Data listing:
_ _ _ _ _ _ _
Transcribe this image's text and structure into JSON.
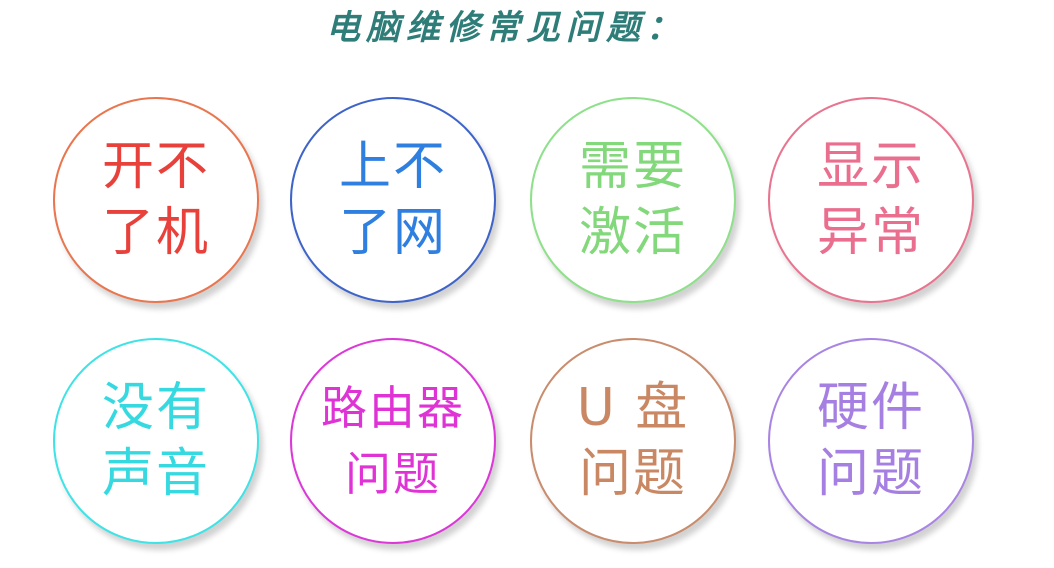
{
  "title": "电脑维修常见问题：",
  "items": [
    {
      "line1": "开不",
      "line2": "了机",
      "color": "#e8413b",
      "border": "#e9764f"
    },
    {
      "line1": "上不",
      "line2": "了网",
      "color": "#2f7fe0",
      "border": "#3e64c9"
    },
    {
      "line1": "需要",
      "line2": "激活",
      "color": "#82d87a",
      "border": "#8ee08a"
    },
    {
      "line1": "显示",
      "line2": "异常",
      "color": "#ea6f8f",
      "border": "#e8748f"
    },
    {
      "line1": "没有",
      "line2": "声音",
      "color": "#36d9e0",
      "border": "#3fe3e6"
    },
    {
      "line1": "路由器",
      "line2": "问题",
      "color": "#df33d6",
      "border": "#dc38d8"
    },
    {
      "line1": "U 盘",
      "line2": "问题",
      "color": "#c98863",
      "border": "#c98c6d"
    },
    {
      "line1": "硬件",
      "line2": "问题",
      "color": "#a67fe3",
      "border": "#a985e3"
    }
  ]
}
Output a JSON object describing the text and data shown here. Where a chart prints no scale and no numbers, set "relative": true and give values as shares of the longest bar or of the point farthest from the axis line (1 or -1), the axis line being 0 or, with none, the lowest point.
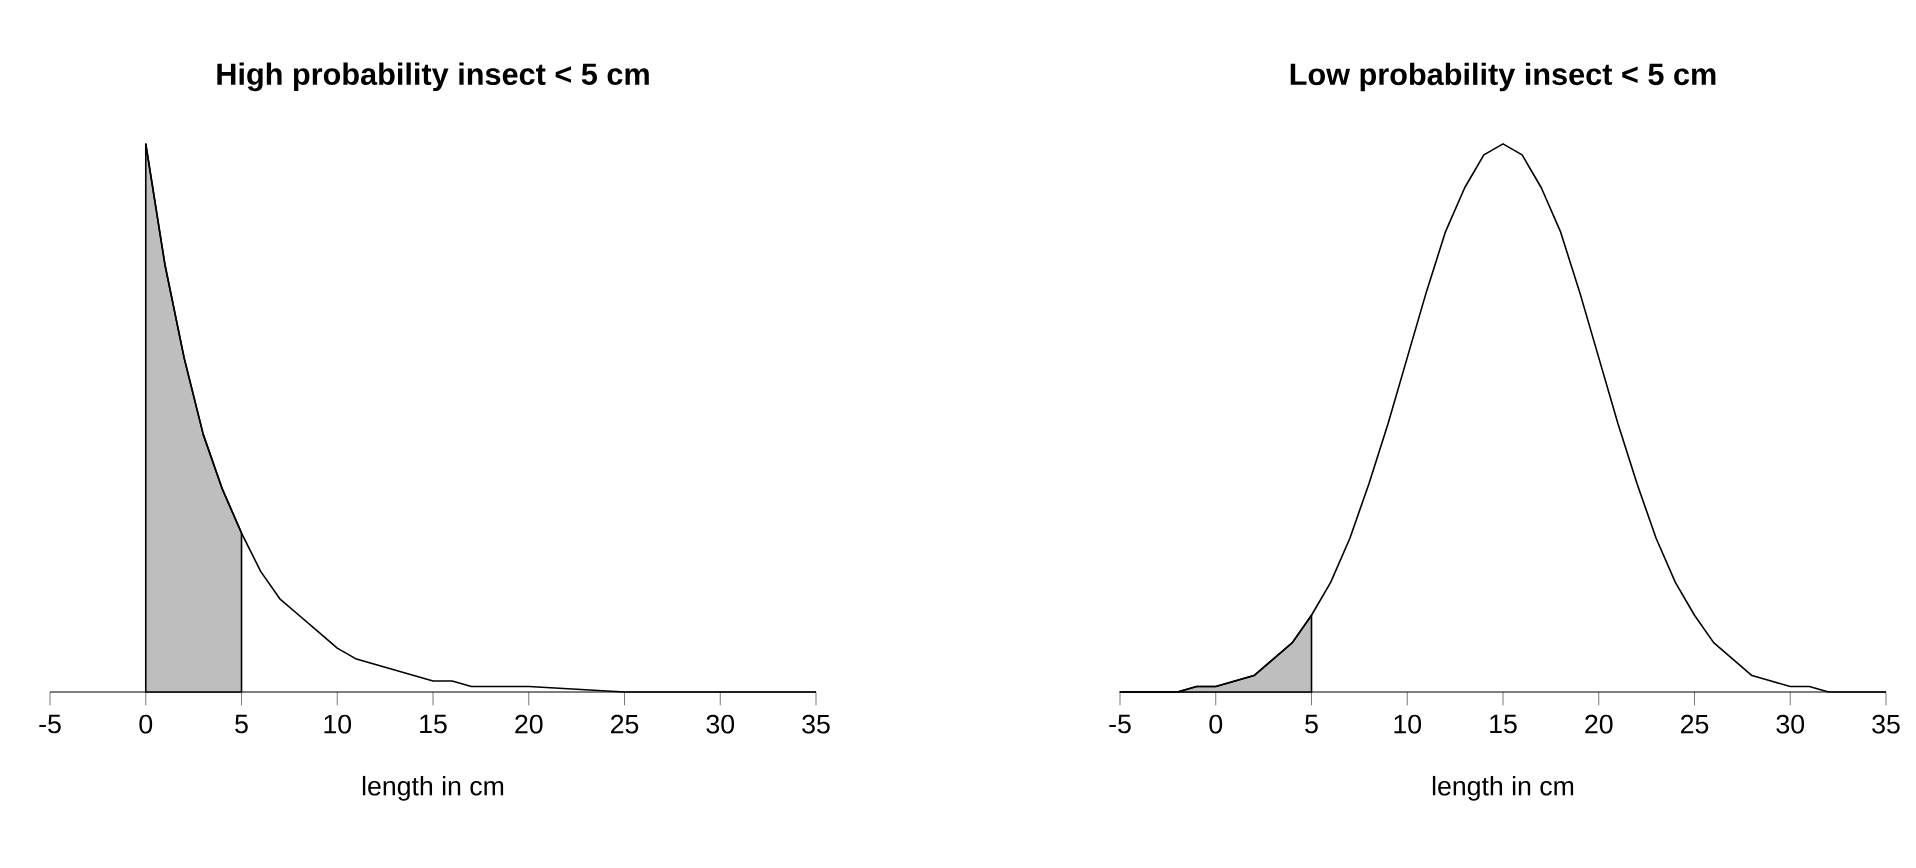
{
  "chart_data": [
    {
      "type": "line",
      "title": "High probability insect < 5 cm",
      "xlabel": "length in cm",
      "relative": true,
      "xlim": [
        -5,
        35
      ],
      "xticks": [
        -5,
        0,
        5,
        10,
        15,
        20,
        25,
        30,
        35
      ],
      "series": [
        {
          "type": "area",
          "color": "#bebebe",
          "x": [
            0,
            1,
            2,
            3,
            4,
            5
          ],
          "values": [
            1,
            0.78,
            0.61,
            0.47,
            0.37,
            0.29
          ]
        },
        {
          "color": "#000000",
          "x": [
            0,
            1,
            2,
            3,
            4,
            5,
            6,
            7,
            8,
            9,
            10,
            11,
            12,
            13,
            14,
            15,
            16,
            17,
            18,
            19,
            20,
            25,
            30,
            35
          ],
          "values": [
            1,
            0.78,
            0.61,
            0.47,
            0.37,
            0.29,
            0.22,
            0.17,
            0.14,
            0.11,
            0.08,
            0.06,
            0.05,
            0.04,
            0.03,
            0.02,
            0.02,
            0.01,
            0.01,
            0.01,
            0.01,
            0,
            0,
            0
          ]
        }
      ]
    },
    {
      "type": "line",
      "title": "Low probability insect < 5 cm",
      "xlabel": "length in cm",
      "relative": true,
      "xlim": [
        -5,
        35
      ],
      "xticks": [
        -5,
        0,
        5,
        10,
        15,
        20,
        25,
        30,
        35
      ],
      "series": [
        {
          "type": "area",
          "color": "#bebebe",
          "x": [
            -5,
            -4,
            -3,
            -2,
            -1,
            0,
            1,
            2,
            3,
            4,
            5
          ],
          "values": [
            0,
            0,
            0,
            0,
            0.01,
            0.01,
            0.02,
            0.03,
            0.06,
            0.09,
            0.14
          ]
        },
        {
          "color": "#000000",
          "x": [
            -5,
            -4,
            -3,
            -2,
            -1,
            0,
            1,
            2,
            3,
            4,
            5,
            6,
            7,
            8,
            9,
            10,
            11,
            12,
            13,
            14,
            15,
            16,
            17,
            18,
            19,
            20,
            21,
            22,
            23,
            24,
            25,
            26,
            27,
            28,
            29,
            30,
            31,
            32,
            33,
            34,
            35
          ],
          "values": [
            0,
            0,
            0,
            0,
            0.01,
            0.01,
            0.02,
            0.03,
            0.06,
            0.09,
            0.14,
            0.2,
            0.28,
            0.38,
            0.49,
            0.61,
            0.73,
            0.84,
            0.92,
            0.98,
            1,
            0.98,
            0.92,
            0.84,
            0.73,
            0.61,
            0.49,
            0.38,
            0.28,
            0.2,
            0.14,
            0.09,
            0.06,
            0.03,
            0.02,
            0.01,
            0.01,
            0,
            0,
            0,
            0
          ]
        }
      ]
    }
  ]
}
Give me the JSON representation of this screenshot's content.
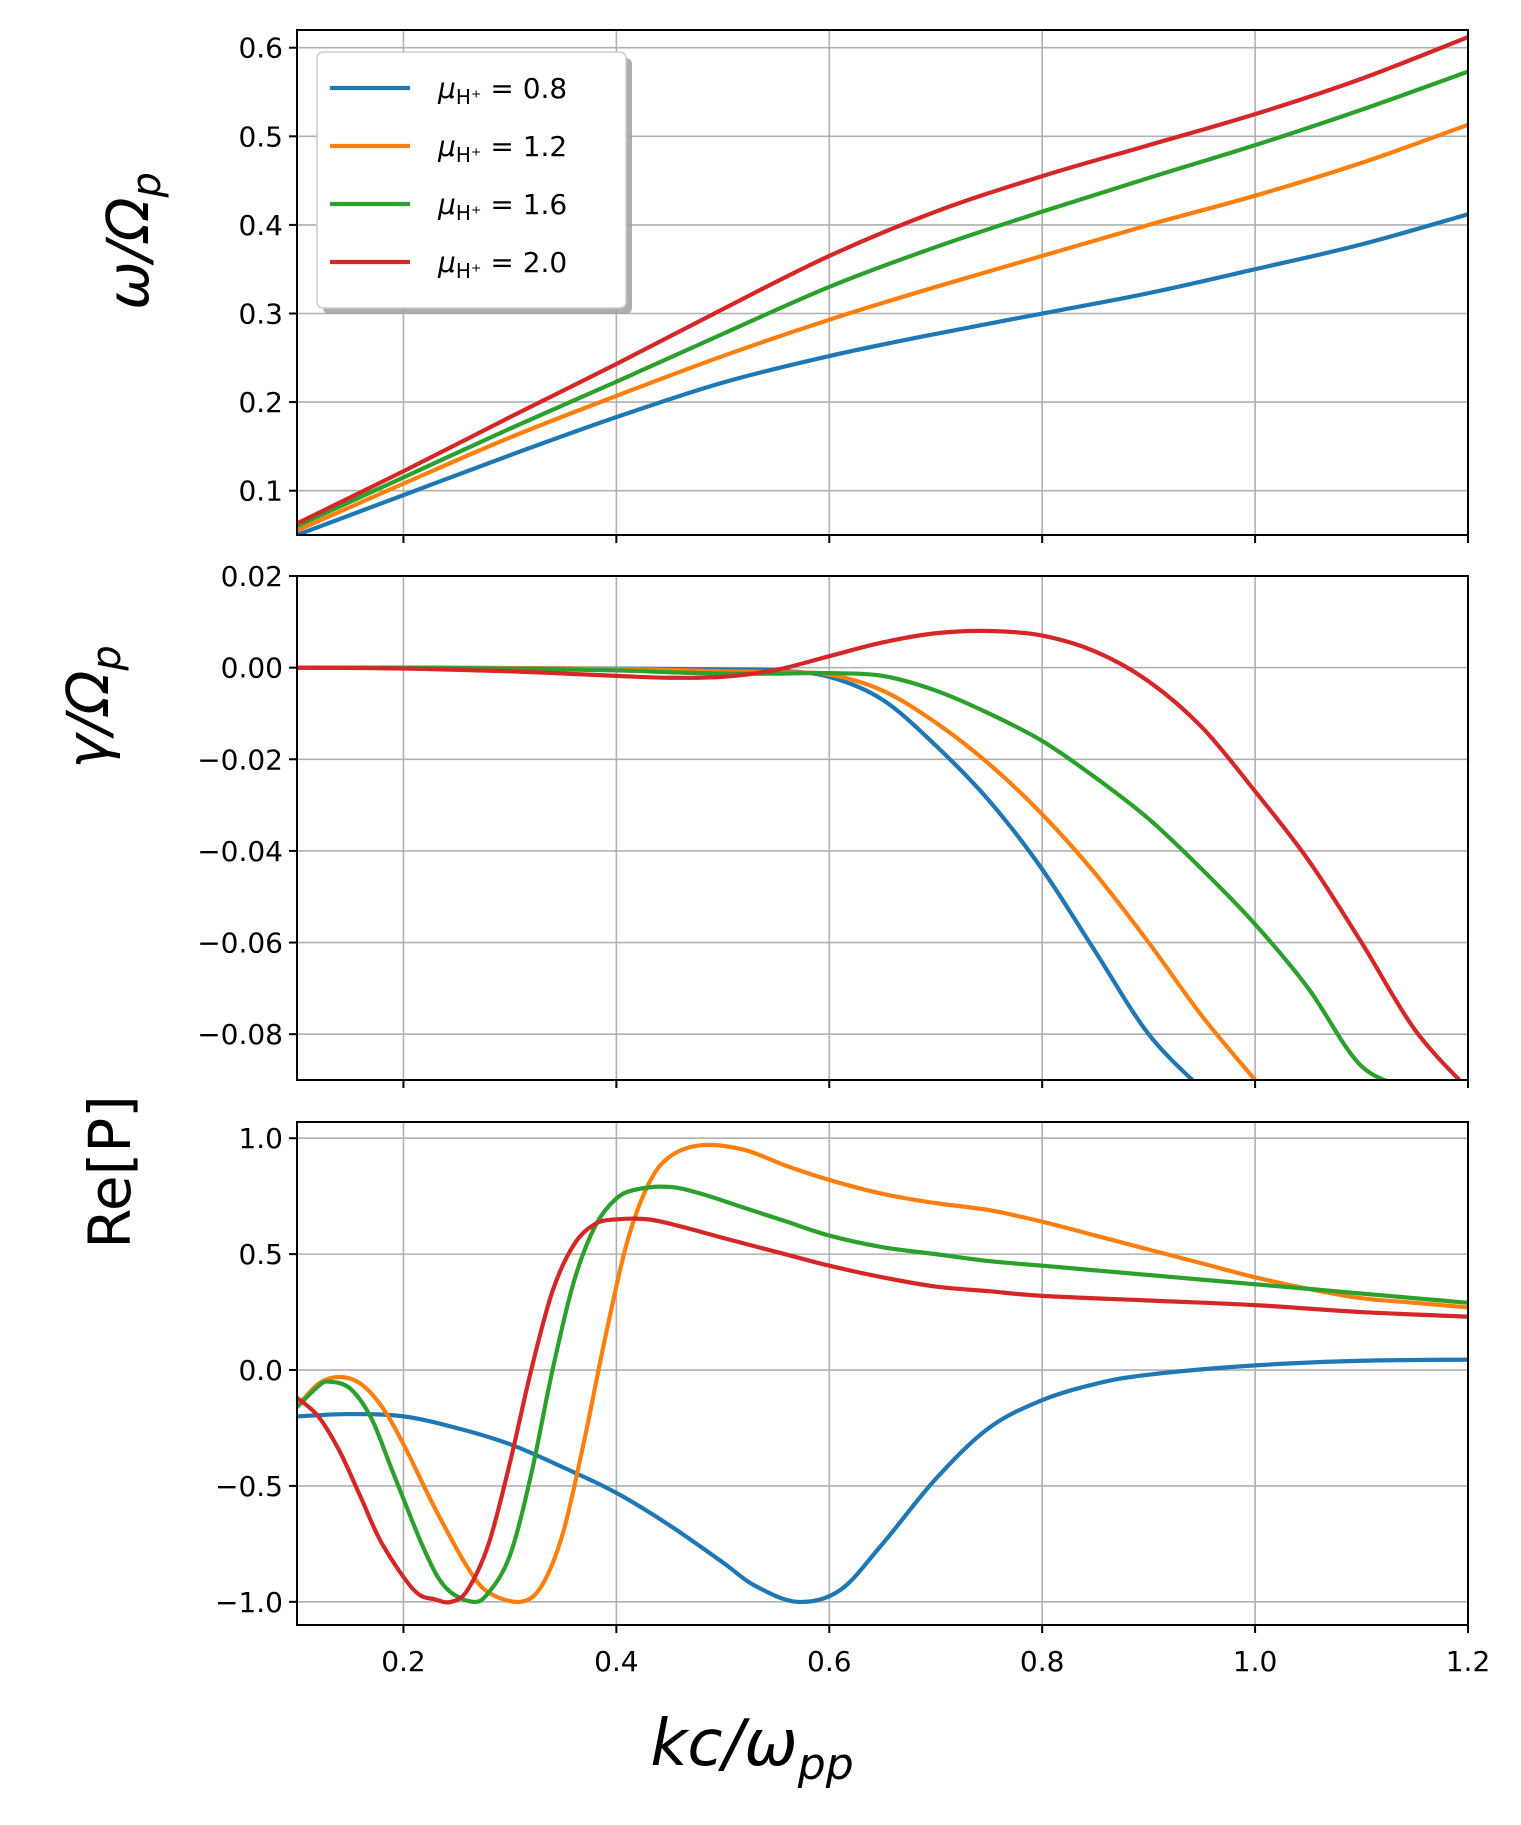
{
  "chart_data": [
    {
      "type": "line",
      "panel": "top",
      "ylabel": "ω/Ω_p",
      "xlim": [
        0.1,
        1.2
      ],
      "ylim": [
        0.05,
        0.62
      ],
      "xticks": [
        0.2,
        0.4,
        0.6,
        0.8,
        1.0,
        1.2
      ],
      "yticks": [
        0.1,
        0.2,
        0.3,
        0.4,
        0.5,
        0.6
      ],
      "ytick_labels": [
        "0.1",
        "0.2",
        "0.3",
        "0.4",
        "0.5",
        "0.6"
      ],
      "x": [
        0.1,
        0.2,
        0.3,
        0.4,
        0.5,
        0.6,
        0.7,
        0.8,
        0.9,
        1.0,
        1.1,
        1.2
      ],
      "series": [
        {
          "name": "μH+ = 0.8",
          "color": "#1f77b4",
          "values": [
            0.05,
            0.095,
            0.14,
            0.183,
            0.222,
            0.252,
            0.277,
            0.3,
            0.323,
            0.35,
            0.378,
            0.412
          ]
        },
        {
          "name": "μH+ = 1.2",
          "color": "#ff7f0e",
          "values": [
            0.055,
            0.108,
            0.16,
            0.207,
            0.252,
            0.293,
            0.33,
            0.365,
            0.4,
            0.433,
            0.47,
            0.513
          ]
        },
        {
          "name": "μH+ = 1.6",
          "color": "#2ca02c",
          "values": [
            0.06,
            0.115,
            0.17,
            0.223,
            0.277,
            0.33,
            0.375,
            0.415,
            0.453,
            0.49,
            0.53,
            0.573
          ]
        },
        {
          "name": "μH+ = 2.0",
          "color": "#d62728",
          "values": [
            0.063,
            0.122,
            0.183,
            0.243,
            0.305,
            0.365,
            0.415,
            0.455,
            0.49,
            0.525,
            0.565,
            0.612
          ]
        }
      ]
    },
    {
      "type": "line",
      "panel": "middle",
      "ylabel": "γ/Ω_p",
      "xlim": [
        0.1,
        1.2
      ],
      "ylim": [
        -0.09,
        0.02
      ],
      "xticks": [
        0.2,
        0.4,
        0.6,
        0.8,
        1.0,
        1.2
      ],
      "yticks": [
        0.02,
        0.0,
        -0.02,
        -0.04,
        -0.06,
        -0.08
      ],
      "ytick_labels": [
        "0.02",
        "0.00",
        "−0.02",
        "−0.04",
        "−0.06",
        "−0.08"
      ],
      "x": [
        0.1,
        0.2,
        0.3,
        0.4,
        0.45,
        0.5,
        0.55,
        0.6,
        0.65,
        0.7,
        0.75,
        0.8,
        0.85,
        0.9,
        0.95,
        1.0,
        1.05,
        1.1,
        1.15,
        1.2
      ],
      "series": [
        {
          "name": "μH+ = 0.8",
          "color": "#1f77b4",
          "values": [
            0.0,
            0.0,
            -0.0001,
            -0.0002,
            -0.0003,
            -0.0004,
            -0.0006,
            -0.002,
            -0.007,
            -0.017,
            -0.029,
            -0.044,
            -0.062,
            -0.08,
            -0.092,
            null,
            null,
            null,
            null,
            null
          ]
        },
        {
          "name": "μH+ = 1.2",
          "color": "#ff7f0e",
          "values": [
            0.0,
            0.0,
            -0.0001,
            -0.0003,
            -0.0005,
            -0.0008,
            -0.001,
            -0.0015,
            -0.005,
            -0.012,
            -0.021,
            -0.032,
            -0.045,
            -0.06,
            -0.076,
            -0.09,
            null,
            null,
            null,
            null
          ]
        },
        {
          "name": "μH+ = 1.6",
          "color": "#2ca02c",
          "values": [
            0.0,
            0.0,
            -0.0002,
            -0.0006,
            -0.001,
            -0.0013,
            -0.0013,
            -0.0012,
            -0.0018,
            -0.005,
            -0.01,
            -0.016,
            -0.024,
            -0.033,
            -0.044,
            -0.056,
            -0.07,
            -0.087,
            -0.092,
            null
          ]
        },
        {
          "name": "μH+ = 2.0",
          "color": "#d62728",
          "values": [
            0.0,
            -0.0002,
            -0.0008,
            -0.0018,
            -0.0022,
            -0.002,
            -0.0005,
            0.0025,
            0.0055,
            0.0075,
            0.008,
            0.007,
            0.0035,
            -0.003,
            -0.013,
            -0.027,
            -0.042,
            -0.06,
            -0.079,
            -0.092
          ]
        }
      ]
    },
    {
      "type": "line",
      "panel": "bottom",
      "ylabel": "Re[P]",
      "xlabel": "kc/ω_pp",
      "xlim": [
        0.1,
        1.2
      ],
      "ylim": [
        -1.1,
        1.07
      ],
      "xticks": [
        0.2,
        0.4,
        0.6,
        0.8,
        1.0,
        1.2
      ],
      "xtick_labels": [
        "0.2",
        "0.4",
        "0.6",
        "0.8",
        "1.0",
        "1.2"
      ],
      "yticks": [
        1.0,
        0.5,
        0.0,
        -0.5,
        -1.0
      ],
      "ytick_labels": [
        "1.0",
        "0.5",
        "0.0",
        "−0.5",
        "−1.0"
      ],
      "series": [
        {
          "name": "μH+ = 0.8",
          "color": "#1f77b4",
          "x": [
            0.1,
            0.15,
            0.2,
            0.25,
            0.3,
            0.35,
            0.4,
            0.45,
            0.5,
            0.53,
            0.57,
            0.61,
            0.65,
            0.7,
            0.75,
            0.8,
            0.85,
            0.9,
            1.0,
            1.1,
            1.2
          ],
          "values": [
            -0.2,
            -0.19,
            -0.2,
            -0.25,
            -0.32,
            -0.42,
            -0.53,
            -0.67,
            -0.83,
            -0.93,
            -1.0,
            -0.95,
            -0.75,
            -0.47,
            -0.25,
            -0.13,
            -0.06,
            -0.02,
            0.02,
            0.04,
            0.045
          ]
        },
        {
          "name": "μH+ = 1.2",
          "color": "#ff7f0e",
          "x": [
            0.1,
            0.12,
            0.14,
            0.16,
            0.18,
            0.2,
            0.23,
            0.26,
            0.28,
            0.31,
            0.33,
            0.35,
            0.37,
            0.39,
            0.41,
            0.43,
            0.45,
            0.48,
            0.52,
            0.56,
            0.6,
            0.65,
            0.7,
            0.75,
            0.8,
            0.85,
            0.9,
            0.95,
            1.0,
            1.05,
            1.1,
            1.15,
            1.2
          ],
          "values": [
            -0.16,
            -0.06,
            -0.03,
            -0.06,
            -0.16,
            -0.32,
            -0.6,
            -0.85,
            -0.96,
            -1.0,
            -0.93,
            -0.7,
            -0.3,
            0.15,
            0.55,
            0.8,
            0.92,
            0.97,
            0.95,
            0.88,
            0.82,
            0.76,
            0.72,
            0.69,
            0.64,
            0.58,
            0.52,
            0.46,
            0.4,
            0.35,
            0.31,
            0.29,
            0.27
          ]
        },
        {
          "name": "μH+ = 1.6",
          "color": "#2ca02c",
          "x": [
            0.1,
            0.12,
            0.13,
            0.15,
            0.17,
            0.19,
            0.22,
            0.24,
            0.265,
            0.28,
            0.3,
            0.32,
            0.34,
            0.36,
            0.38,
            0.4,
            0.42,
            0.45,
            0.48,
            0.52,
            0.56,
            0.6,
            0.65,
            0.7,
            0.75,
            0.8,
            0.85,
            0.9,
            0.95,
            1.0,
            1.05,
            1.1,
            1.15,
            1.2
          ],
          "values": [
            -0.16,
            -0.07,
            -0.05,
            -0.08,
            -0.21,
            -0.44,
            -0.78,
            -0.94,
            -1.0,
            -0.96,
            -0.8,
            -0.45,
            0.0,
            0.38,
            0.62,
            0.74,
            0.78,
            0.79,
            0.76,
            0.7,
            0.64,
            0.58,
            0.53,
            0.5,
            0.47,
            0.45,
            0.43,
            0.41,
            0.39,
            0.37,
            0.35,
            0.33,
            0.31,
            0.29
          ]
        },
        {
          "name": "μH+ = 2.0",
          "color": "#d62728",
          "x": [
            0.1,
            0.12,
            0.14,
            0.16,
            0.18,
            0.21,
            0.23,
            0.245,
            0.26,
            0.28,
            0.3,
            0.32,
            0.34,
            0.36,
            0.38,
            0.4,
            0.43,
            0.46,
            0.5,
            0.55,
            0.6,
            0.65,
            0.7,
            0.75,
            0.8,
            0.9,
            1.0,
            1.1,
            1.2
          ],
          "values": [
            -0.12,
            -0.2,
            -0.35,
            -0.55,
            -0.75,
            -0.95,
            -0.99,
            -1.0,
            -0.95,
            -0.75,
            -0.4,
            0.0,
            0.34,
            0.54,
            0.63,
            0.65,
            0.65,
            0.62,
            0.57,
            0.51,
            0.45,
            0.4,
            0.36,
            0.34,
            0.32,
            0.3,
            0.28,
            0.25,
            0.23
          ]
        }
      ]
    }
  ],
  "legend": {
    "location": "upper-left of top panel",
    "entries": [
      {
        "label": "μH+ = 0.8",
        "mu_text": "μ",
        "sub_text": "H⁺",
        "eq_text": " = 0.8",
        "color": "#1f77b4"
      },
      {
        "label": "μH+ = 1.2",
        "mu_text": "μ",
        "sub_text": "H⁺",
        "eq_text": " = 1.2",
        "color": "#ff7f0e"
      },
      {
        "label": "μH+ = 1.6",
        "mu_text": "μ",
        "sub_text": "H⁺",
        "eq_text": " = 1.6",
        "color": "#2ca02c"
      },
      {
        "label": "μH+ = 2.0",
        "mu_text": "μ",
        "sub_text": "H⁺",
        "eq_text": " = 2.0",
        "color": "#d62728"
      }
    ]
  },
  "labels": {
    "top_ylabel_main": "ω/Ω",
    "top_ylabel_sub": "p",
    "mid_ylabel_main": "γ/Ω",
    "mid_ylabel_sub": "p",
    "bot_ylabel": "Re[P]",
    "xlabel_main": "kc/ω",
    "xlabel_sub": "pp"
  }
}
_ _ _ _ _ _ _
TASK DIRECTIONS: Look through the entries above and report the number of lines that contain "panel". Write only the number.

SOLUTION FOR THIS PROBLEM: 4